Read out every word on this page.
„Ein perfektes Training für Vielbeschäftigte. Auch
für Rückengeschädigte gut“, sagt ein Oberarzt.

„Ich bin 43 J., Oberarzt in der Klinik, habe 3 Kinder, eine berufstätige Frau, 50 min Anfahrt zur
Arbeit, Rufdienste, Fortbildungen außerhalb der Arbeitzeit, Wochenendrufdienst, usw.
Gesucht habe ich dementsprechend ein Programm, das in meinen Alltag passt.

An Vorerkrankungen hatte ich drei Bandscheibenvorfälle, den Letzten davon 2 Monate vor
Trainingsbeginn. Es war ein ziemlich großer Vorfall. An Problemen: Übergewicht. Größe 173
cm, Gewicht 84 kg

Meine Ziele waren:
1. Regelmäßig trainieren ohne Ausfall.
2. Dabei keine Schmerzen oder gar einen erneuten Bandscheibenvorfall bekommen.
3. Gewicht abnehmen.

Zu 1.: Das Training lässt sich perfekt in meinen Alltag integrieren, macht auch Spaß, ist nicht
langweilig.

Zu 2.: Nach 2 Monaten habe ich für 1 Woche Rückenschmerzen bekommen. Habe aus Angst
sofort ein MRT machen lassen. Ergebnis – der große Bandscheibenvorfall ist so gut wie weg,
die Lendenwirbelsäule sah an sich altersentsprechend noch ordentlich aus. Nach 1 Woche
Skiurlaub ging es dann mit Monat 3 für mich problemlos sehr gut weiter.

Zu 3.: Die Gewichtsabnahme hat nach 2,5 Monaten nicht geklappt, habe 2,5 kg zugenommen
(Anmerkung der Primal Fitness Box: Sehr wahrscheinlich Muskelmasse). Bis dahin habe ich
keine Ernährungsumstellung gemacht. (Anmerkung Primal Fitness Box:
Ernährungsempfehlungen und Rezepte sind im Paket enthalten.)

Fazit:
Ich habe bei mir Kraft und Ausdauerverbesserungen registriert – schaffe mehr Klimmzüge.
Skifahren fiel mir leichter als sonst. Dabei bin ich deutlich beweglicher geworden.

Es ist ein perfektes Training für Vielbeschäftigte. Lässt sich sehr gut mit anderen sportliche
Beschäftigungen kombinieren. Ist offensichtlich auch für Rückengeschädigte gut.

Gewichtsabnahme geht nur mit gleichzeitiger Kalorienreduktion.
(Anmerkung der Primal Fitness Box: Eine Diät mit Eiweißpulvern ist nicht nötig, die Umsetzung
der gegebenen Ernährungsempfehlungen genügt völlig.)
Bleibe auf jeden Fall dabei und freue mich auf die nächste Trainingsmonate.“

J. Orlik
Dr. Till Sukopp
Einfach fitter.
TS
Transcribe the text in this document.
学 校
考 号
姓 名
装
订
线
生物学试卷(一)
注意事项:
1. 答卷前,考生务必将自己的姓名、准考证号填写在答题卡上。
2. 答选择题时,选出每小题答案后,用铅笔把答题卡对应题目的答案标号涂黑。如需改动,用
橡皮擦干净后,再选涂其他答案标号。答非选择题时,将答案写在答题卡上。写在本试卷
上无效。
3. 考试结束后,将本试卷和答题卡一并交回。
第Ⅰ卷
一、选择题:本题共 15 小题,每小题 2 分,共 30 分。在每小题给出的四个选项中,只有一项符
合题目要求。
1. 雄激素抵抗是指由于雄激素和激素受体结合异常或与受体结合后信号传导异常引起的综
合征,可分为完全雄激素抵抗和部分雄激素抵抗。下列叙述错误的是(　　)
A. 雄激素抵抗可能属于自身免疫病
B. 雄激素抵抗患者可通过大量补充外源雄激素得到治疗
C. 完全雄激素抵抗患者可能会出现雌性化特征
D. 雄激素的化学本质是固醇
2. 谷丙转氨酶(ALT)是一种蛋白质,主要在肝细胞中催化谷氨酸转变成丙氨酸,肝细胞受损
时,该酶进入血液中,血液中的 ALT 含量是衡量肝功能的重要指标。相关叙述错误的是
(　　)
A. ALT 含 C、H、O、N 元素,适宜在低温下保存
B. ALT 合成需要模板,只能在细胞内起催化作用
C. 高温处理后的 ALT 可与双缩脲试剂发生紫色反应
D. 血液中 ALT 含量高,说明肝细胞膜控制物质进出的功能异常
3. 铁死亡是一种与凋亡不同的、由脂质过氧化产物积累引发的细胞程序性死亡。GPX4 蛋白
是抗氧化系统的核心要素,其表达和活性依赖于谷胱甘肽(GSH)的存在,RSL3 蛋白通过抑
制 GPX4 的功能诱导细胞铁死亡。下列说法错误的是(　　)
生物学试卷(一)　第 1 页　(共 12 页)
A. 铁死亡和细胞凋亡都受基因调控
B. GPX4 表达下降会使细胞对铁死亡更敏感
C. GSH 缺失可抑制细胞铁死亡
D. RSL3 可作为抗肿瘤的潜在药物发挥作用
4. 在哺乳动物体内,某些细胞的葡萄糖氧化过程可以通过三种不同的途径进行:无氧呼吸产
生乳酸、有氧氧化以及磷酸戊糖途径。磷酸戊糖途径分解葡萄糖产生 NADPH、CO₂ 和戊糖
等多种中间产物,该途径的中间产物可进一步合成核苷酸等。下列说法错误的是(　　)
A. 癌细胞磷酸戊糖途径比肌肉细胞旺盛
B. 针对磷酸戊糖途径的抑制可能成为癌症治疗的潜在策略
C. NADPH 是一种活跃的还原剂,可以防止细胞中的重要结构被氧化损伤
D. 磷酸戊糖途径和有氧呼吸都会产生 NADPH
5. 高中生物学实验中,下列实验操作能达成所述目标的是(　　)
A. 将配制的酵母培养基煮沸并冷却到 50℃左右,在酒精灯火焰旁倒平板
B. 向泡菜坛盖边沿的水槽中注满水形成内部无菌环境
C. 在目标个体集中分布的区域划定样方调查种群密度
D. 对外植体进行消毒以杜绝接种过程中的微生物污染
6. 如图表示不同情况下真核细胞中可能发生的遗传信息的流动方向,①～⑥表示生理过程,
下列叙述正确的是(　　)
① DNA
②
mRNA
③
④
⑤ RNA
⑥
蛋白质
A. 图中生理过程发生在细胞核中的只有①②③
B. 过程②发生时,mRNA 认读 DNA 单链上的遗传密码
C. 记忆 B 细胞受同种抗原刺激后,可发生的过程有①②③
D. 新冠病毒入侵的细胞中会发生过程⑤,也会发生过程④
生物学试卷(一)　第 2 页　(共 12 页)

■ ■ ■ ■ ■ ■ ■

» **Work to complete**
Word for word, repeat each entry shown above.

» **Response area**
Read out every word on this page.
„Ein perfektes Training für Vielbeschäftigte. Auch
für Rückengeschädigte gut“, sagt ein Oberarzt.

„Ich bin 43 J., Oberarzt in der Klinik, habe 3 Kinder, eine berufstätige Frau, 50 min Anfahrt zur
Arbeit, Rufdienste, Fortbildungen außerhalb der Arbeitzeit, Wochenendrufdienst, usw.
Gesucht habe ich dementsprechend ein Programm, das in meinen Alltag passt.

An Vorerkrankungen hatte ich drei Bandscheibenvorfälle, den Letzten davon 2 Monate vor
Trainingsbeginn. Es war ein ziemlich großer Vorfall. An Problemen: Übergewicht. Größe 173
cm, Gewicht 84 kg

Meine Ziele waren:
1. Regelmäßig trainieren ohne Ausfall.
2. Dabei keine Schmerzen oder gar einen erneuten Bandscheibenvorfall bekommen.
3. Gewicht abnehmen.

Zu 1.: Das Training lässt sich perfekt in meinen Alltag integrieren, macht auch Spaß, ist nicht
langweilig.

Zu 2.: Nach 2 Monaten habe ich für 1 Woche Rückenschmerzen bekommen. Habe aus Angst
sofort ein MRT machen lassen. Ergebnis – der große Bandscheibenvorfall ist so gut wie weg,
die Lendenwirbelsäule sah an sich altersentsprechend noch ordentlich aus. Nach 1 Woche
Skiurlaub ging es dann mit Monat 3 für mich problemlos sehr gut weiter.

Zu 3.: Die Gewichtsabnahme hat nach 2,5 Monaten nicht geklappt, habe 2,5 kg zugenommen
(Anmerkung der Primal Fitness Box: Sehr wahrscheinlich Muskelmasse). Bis dahin habe ich
keine Ernährungsumstellung gemacht. (Anmerkung Primal Fitness Box:
Ernährungsempfehlungen und Rezepte sind im Paket enthalten.)

Fazit:
Ich habe bei mir Kraft und Ausdauerverbesserungen registriert – schaffe mehr Klimmzüge.
Skifahren fiel mir leichter als sonst. Dabei bin ich deutlich beweglicher geworden.

Es ist ein perfektes Training für Vielbeschäftigte. Lässt sich sehr gut mit anderen sportliche
Beschäftigungen kombinieren. Ist offensichtlich auch für Rückengeschädigte gut.

Gewichtsabnahme geht nur mit gleichzeitiger Kalorienreduktion.
(Anmerkung der Primal Fitness Box: Eine Diät mit Eiweißpulvern ist nicht nötig, die Umsetzung
der gegebenen Ernährungsempfehlungen genügt völlig.)
Bleibe auf jeden Fall dabei und freue mich auf die nächste Trainingsmonate.“

J. Orlik
Dr. Till Sukopp
Einfach fitter.
TS
Transcribe the text in this document.
学 校
考 号
姓 名
装
订
线
生物学试卷(一)
注意事项:
1. 答卷前,考生务必将自己的姓名、准考证号填写在答题卡上。
2. 答选择题时,选出每小题答案后,用铅笔把答题卡对应题目的答案标号涂黑。如需改动,用
橡皮擦干净后,再选涂其他答案标号。答非选择题时,将答案写在答题卡上。写在本试卷
上无效。
3. 考试结束后,将本试卷和答题卡一并交回。
第Ⅰ卷
一、选择题:本题共 15 小题,每小题 2 分,共 30 分。在每小题给出的四个选项中,只有一项符
合题目要求。
1. 雄激素抵抗是指由于雄激素和激素受体结合异常或与受体结合后信号传导异常引起的综
合征,可分为完全雄激素抵抗和部分雄激素抵抗。下列叙述错误的是(　　)
A. 雄激素抵抗可能属于自身免疫病
B. 雄激素抵抗患者可通过大量补充外源雄激素得到治疗
C. 完全雄激素抵抗患者可能会出现雌性化特征
D. 雄激素的化学本质是固醇
2. 谷丙转氨酶(ALT)是一种蛋白质,主要在肝细胞中催化谷氨酸转变成丙氨酸,肝细胞受损
时,该酶进入血液中,血液中的 ALT 含量是衡量肝功能的重要指标。相关叙述错误的是
(　　)
A. ALT 含 C、H、O、N 元素,适宜在低温下保存
B. ALT 合成需要模板,只能在细胞内起催化作用
C. 高温处理后的 ALT 可与双缩脲试剂发生紫色反应
D. 血液中 ALT 含量高,说明肝细胞膜控制物质进出的功能异常
3. 铁死亡是一种与凋亡不同的、由脂质过氧化产物积累引发的细胞程序性死亡。GPX4 蛋白
是抗氧化系统的核心要素,其表达和活性依赖于谷胱甘肽(GSH)的存在,RSL3 蛋白通过抑
制 GPX4 的功能诱导细胞铁死亡。下列说法错误的是(　　)
生物学试卷(一)　第 1 页　(共 12 页)
A. 铁死亡和细胞凋亡都受基因调控
B. GPX4 表达下降会使细胞对铁死亡更敏感
C. GSH 缺失可抑制细胞铁死亡
D. RSL3 可作为抗肿瘤的潜在药物发挥作用
4. 在哺乳动物体内,某些细胞的葡萄糖氧化过程可以通过三种不同的途径进行:无氧呼吸产
生乳酸、有氧氧化以及磷酸戊糖途径。磷酸戊糖途径分解葡萄糖产生 NADPH、CO₂ 和戊糖
等多种中间产物,该途径的中间产物可进一步合成核苷酸等。下列说法错误的是(　　)
A. 癌细胞磷酸戊糖途径比肌肉细胞旺盛
B. 针对磷酸戊糖途径的抑制可能成为癌症治疗的潜在策略
C. NADPH 是一种活跃的还原剂,可以防止细胞中的重要结构被氧化损伤
D. 磷酸戊糖途径和有氧呼吸都会产生 NADPH
5. 高中生物学实验中,下列实验操作能达成所述目标的是(　　)
A. 将配制的酵母培养基煮沸并冷却到 50℃左右,在酒精灯火焰旁倒平板
B. 向泡菜坛盖边沿的水槽中注满水形成内部无菌环境
C. 在目标个体集中分布的区域划定样方调查种群密度
D. 对外植体进行消毒以杜绝接种过程中的微生物污染
6. 如图表示不同情况下真核细胞中可能发生的遗传信息的流动方向,①～⑥表示生理过程,
下列叙述正确的是(　　)
① DNA
②
mRNA
③
④
⑤ RNA
⑥
蛋白质
A. 图中生理过程发生在细胞核中的只有①②③
B. 过程②发生时,mRNA 认读 DNA 单链上的遗传密码
C. 记忆 B 细胞受同种抗原刺激后,可发生的过程有①②③
D. 新冠病毒入侵的细胞中会发生过程⑤,也会发生过程④
生物学试卷(一)　第 2 页　(共 12 页)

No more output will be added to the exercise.